_Raw data_:
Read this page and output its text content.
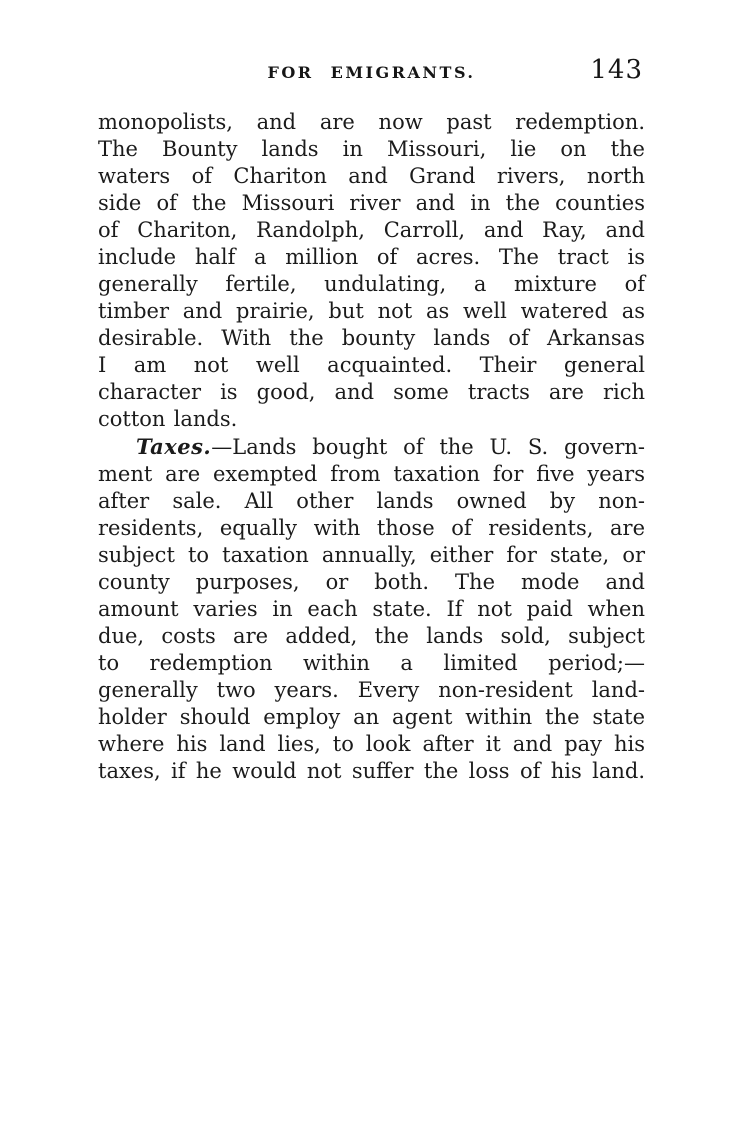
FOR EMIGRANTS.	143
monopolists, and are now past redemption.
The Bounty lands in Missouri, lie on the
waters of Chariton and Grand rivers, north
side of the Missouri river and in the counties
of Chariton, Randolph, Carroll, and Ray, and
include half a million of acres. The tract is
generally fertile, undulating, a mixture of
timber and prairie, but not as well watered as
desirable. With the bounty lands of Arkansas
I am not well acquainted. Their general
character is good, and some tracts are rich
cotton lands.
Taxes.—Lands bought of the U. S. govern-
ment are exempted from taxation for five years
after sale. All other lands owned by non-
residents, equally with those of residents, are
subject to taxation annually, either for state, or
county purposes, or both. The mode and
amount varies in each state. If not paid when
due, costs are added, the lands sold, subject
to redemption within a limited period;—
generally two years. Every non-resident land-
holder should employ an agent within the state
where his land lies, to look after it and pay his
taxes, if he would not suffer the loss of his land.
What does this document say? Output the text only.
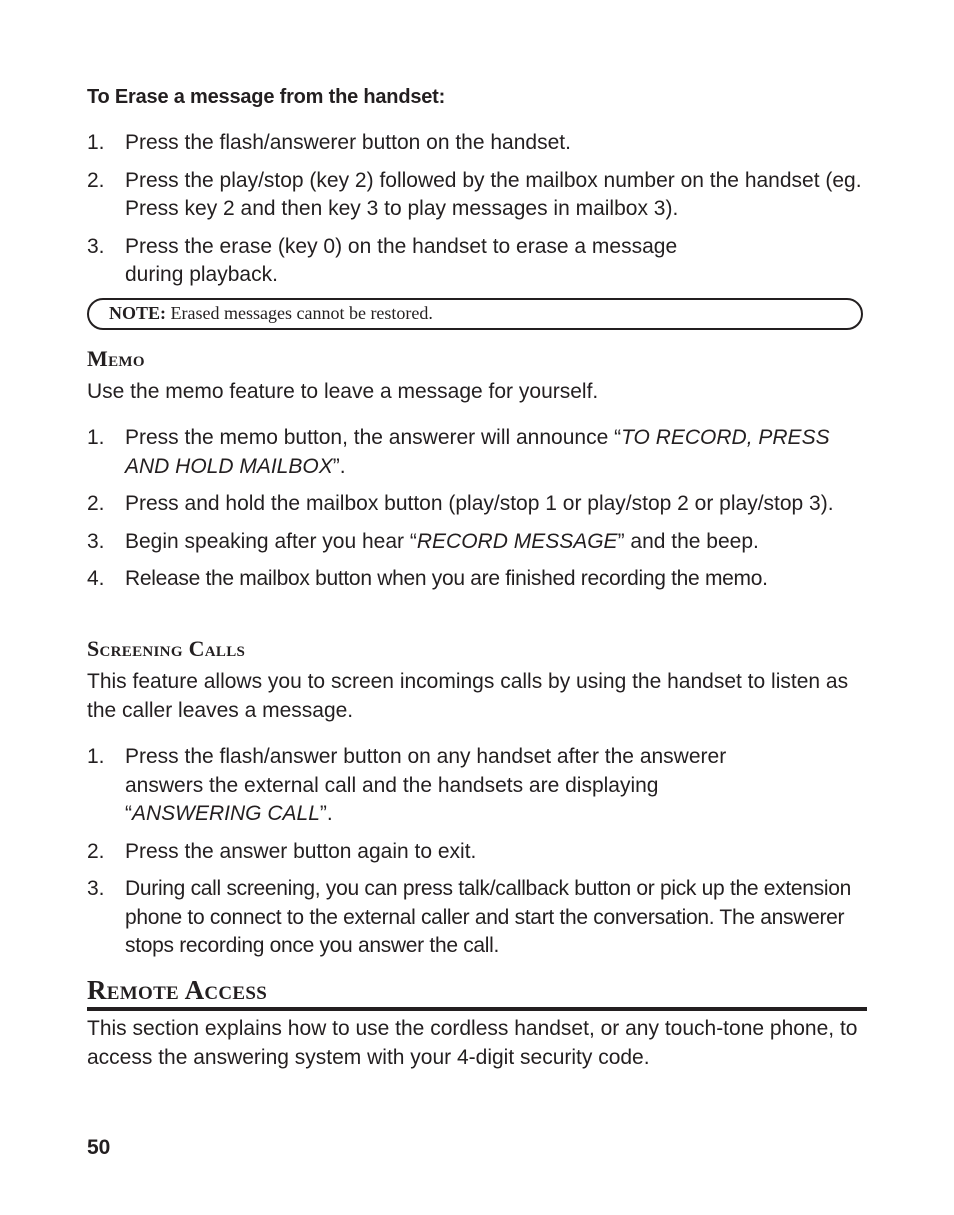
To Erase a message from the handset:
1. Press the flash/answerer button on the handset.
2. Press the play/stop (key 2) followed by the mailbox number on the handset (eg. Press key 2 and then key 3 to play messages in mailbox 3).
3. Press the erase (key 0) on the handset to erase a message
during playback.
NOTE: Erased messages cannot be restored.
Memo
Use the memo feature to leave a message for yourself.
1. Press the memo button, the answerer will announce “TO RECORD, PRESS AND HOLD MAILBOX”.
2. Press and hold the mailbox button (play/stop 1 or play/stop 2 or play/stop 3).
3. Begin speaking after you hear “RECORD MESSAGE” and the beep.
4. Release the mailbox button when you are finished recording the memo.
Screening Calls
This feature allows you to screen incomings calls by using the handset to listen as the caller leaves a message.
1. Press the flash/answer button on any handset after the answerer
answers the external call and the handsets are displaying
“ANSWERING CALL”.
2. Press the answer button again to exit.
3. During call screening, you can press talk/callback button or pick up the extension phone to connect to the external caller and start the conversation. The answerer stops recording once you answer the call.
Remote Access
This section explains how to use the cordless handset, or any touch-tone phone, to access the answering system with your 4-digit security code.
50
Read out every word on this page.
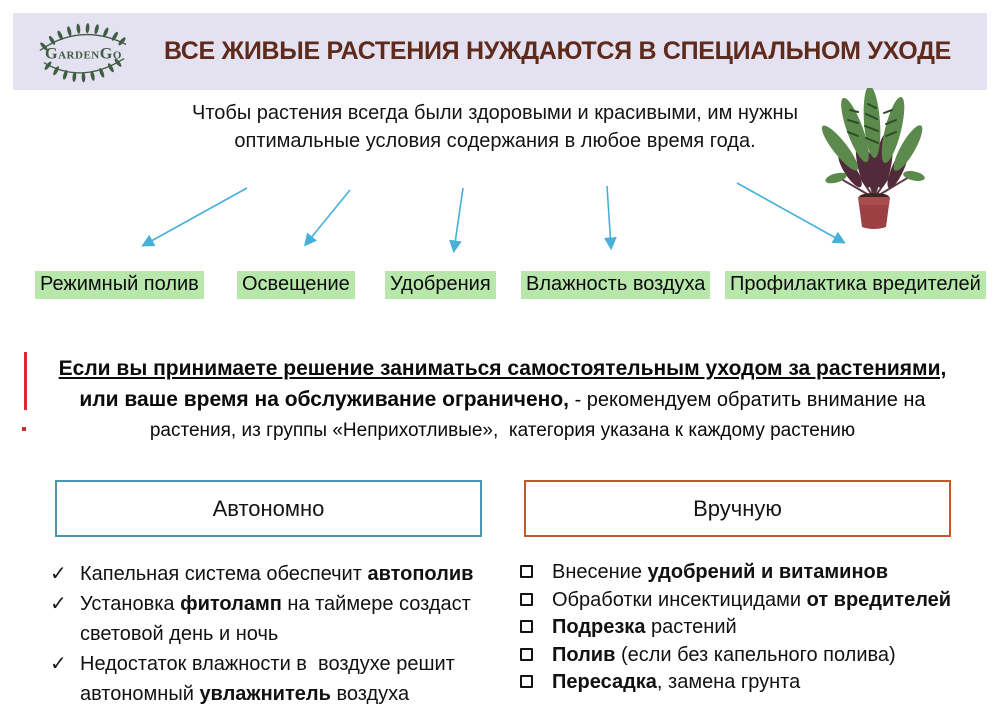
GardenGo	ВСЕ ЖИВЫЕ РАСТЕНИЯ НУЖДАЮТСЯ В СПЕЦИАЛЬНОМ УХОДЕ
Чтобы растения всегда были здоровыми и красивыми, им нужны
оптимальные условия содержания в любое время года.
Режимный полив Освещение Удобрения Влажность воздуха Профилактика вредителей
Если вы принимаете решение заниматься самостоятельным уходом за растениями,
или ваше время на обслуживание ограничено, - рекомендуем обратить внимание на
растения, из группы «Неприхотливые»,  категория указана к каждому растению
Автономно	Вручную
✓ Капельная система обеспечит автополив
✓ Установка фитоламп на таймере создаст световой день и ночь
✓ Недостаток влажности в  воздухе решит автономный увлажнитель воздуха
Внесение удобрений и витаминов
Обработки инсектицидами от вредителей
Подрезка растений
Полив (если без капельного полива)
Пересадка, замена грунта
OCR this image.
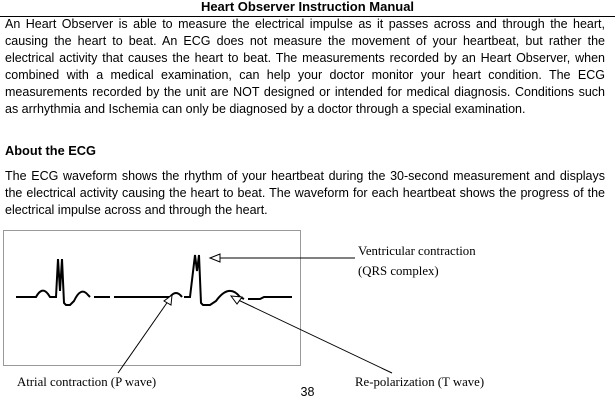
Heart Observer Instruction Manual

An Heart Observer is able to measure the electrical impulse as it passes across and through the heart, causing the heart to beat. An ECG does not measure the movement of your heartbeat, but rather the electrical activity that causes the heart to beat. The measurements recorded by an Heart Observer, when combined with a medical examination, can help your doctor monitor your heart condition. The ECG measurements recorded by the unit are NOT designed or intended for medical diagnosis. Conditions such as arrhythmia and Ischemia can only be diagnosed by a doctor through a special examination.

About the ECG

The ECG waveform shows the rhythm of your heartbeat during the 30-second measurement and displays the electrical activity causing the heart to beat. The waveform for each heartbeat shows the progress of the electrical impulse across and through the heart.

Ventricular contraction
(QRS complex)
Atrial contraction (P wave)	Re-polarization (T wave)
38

_Exercise objective_: Nothing in the entries should change as you copy them, except that the pictures are left out.

_Output of the exercise_:
Read this page and output its text content.
FOR EMIGRANTS.	143
monopolists, and are now past redemption.
The Bounty lands in Missouri, lie on the
waters of Chariton and Grand rivers, north
side of the Missouri river and in the counties
of Chariton, Randolph, Carroll, and Ray, and
include half a million of acres. The tract is
generally fertile, undulating, a mixture of
timber and prairie, but not as well watered as
desirable. With the bounty lands of Arkansas
I am not well acquainted. Their general
character is good, and some tracts are rich
cotton lands.
Taxes.—Lands bought of the U. S. govern-
ment are exempted from taxation for five years
after sale. All other lands owned by non-
residents, equally with those of residents, are
subject to taxation annually, either for state, or
county purposes, or both. The mode and
amount varies in each state. If not paid when
due, costs are added, the lands sold, subject
to redemption within a limited period;—
generally two years. Every non-resident land-
holder should employ an agent within the state
where his land lies, to look after it and pay his
taxes, if he would not suffer the loss of his land.
What does this document say? Output the text only.
To Erase a message from the handset:
1. Press the flash/answerer button on the handset.
2. Press the play/stop (key 2) followed by the mailbox number on the handset (eg. Press key 2 and then key 3 to play messages in mailbox 3).
3. Press the erase (key 0) on the handset to erase a message
during playback.
NOTE: Erased messages cannot be restored.
Memo
Use the memo feature to leave a message for yourself.
1. Press the memo button, the answerer will announce “TO RECORD, PRESS AND HOLD MAILBOX”.
2. Press and hold the mailbox button (play/stop 1 or play/stop 2 or play/stop 3).
3. Begin speaking after you hear “RECORD MESSAGE” and the beep.
4. Release the mailbox button when you are finished recording the memo.
Screening Calls
This feature allows you to screen incomings calls by using the handset to listen as the caller leaves a message.
1. Press the flash/answer button on any handset after the answerer
answers the external call and the handsets are displaying
“ANSWERING CALL”.
2. Press the answer button again to exit.
3. During call screening, you can press talk/callback button or pick up the extension phone to connect to the external caller and start the conversation. The answerer stops recording once you answer the call.
Remote Access
This section explains how to use the cordless handset, or any touch-tone phone, to access the answering system with your 4-digit security code.
50
Read out every word on this page.
GardenGo	ВСЕ ЖИВЫЕ РАСТЕНИЯ НУЖДАЮТСЯ В СПЕЦИАЛЬНОМ УХОДЕ
Чтобы растения всегда были здоровыми и красивыми, им нужны
оптимальные условия содержания в любое время года.
Режимный полив Освещение Удобрения Влажность воздуха Профилактика вредителей
Если вы принимаете решение заниматься самостоятельным уходом за растениями,
или ваше время на обслуживание ограничено, - рекомендуем обратить внимание на
растения, из группы «Неприхотливые»,  категория указана к каждому растению
Автономно	Вручную
✓ Капельная система обеспечит автополив
✓ Установка фитоламп на таймере создаст световой день и ночь
✓ Недостаток влажности в  воздухе решит автономный увлажнитель воздуха
Внесение удобрений и витаминов
Обработки инсектицидами от вредителей
Подрезка растений
Полив (если без капельного полива)
Пересадка, замена грунта
OCR this image.
Heart Observer Instruction Manual

An Heart Observer is able to measure the electrical impulse as it passes across and through the heart, causing the heart to beat. An ECG does not measure the movement of your heartbeat, but rather the electrical activity that causes the heart to beat. The measurements recorded by an Heart Observer, when combined with a medical examination, can help your doctor monitor your heart condition. The ECG measurements recorded by the unit are NOT designed or intended for medical diagnosis. Conditions such as arrhythmia and Ischemia can only be diagnosed by a doctor through a special examination.

About the ECG

The ECG waveform shows the rhythm of your heartbeat during the 30-second measurement and displays the electrical activity causing the heart to beat. The waveform for each heartbeat shows the progress of the electrical impulse across and through the heart.

Ventricular contraction
(QRS complex)
Atrial contraction (P wave)	Re-polarization (T wave)
38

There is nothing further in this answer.